# DATA start
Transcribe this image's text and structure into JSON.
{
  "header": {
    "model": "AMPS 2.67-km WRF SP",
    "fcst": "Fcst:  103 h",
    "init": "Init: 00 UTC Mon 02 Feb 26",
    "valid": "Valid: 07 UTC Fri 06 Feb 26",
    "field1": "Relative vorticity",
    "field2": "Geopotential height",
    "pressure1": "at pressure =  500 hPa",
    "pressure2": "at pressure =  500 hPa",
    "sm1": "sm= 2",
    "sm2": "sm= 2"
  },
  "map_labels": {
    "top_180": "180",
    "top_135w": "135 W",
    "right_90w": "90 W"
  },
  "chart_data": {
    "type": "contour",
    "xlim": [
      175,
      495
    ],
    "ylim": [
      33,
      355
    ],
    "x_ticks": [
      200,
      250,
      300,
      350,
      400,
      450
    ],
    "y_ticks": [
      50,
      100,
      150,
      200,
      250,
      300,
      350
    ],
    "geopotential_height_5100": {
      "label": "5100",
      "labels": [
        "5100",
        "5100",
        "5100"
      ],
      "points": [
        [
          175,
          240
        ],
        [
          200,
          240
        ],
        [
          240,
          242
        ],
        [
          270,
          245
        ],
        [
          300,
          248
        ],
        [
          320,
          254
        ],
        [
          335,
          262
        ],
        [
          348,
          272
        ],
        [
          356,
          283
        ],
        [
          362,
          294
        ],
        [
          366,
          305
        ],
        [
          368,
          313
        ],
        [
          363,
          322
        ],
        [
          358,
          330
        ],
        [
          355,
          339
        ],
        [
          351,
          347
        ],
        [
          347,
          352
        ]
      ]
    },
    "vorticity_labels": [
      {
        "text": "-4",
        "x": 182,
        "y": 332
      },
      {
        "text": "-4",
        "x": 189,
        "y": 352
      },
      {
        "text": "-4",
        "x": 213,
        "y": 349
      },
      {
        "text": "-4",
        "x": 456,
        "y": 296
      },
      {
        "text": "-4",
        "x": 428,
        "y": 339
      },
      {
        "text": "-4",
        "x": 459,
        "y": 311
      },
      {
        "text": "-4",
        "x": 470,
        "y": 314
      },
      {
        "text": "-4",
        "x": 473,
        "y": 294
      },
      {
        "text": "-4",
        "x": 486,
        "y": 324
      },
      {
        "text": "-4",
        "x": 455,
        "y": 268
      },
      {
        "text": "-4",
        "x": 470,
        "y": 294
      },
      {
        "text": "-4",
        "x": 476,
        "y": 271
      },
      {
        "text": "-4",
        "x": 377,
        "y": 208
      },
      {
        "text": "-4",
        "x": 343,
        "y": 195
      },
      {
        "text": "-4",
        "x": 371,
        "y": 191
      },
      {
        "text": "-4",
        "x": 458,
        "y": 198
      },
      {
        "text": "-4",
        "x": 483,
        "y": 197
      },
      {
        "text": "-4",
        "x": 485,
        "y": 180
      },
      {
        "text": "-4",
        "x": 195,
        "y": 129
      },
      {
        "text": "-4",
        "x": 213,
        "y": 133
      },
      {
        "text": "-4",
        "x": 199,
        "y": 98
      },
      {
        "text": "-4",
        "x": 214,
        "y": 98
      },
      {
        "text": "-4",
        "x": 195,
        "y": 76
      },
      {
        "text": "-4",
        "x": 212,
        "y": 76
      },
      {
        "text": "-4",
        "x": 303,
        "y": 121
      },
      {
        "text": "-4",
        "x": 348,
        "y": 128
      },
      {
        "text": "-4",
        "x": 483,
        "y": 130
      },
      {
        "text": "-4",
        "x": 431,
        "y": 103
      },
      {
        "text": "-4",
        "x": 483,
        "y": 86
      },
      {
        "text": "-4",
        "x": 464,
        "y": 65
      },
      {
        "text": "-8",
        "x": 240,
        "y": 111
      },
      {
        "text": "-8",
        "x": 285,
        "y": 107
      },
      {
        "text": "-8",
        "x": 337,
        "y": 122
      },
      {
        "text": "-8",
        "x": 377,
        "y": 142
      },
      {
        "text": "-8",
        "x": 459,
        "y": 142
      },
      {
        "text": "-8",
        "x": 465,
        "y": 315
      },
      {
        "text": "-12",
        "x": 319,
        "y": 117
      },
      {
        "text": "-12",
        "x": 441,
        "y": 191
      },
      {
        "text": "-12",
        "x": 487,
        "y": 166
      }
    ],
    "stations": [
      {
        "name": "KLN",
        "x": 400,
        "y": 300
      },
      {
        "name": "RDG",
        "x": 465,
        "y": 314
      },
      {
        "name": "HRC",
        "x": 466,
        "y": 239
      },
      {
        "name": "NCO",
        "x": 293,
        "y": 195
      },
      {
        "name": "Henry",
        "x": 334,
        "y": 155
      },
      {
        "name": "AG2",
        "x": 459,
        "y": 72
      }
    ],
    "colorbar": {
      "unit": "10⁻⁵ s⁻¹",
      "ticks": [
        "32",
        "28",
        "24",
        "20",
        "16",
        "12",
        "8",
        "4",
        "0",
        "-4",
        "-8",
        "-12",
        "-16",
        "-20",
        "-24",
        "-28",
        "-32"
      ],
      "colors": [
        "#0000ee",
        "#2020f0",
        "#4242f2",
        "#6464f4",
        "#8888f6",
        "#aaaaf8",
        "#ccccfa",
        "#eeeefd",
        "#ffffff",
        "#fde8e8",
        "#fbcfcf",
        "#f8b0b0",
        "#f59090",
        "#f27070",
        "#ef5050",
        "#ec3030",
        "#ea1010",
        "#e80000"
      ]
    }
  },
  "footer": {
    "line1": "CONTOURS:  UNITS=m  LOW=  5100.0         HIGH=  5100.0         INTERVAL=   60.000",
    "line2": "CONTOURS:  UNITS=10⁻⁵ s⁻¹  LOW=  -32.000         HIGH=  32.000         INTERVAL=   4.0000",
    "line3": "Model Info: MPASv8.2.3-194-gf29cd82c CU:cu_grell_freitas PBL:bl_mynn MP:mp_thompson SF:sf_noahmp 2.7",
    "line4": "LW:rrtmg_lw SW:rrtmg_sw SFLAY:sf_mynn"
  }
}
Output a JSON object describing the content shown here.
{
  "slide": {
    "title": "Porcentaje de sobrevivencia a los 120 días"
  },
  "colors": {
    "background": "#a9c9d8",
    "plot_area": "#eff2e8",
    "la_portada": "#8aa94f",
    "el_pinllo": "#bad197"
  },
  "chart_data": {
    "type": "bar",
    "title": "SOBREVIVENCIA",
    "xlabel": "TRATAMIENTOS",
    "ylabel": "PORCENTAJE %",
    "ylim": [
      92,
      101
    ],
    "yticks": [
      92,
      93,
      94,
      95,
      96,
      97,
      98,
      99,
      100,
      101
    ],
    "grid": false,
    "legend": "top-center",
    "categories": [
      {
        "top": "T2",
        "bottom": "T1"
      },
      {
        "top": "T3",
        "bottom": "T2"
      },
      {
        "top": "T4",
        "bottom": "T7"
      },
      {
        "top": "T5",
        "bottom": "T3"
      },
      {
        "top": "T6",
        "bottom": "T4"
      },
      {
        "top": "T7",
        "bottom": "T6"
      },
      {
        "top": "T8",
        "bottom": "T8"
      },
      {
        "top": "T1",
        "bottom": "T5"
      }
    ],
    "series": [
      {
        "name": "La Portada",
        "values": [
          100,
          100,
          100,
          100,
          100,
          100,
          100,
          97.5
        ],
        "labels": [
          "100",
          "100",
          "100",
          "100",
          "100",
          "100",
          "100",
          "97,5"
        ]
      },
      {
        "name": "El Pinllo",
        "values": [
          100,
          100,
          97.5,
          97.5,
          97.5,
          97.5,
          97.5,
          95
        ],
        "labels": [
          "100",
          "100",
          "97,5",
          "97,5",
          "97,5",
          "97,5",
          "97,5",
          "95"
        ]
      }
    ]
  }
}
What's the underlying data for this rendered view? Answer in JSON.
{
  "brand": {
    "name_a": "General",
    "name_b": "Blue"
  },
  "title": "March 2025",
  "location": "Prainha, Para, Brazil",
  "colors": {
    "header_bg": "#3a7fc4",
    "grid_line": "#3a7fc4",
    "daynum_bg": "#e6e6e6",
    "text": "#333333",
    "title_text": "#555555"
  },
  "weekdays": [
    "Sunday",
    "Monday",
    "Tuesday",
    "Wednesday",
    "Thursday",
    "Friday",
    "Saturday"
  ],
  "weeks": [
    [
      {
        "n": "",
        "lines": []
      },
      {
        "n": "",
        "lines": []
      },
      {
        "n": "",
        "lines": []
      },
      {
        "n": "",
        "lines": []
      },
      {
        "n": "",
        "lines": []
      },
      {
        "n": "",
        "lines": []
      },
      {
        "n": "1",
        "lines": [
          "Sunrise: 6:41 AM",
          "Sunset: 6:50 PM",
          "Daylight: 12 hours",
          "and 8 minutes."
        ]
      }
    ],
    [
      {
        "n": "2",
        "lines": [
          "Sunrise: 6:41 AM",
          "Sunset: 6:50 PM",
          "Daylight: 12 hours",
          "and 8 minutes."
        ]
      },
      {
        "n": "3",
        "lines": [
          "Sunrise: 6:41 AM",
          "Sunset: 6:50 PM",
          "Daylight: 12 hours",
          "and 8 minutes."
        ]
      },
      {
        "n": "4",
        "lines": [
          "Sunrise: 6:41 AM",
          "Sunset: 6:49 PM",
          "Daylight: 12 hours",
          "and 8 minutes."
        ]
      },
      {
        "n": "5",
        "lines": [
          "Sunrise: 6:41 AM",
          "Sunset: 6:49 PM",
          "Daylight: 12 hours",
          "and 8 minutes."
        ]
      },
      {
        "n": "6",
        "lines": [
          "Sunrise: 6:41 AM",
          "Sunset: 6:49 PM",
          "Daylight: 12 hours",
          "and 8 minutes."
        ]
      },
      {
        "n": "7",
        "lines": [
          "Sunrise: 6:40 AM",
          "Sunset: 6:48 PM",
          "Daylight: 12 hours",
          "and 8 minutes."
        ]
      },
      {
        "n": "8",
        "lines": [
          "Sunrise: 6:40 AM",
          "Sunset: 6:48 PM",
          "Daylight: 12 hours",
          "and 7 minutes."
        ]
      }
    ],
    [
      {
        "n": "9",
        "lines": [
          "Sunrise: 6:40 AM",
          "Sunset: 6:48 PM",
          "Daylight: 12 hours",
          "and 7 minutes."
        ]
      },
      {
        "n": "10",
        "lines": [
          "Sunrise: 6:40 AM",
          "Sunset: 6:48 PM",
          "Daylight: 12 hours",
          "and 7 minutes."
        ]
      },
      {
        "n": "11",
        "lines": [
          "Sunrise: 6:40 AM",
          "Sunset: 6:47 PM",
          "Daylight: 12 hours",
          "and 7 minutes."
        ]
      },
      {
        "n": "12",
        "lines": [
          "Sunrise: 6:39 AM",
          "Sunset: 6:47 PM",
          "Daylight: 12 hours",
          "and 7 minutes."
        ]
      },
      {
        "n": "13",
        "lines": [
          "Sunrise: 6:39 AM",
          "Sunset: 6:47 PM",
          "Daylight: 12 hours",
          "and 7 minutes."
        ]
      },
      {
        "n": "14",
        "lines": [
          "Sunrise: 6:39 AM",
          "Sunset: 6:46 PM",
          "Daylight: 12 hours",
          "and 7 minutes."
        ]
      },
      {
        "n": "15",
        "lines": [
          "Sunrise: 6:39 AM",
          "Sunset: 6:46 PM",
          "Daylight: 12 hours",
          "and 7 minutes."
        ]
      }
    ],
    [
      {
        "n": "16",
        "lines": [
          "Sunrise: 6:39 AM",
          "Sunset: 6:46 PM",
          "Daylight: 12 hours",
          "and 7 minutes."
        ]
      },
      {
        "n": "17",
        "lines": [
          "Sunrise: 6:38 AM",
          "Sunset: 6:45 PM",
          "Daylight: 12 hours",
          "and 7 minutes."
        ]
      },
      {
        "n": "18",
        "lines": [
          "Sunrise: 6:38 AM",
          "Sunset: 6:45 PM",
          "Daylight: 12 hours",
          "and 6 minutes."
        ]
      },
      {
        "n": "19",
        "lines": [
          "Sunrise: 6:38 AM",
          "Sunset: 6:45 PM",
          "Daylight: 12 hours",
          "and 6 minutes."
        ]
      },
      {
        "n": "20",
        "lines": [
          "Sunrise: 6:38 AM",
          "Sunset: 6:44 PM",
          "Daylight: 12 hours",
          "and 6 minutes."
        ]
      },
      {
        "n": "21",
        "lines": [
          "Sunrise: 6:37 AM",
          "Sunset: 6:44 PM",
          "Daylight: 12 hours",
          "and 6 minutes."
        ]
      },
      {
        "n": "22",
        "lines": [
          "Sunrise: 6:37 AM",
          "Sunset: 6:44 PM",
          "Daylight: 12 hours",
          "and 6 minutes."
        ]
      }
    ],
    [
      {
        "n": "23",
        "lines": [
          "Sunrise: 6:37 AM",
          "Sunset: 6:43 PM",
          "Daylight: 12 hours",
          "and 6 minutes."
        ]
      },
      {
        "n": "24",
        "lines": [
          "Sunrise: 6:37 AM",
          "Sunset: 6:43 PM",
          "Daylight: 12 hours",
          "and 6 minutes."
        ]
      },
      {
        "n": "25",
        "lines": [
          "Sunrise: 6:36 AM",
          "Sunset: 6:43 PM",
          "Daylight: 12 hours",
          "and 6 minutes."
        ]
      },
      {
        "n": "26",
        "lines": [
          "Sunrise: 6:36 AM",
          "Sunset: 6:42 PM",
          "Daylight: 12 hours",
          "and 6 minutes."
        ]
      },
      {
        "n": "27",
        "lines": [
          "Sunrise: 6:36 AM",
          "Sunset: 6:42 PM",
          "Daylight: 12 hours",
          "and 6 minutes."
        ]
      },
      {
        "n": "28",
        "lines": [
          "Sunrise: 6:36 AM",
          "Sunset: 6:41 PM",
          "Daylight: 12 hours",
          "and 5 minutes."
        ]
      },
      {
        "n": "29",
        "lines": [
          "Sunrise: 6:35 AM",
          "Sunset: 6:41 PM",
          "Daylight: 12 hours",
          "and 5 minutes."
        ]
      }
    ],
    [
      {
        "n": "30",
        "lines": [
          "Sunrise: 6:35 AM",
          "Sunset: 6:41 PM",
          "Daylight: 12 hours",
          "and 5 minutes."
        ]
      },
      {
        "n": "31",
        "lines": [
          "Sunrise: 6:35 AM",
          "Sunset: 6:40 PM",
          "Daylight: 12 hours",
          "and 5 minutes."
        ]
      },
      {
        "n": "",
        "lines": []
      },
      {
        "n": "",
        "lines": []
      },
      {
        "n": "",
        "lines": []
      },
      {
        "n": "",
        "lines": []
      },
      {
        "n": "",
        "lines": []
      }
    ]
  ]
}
# DATA end
■ **WHAT IS EXPECTED**
Return every line in the listing that contains the word "JSON".

■ **WRITTEN ANSWER**
Transcribe this image's text and structure into JSON.
Output a JSON object describing the content shown here.
What's the underlying data for this rendered view? Answer in JSON.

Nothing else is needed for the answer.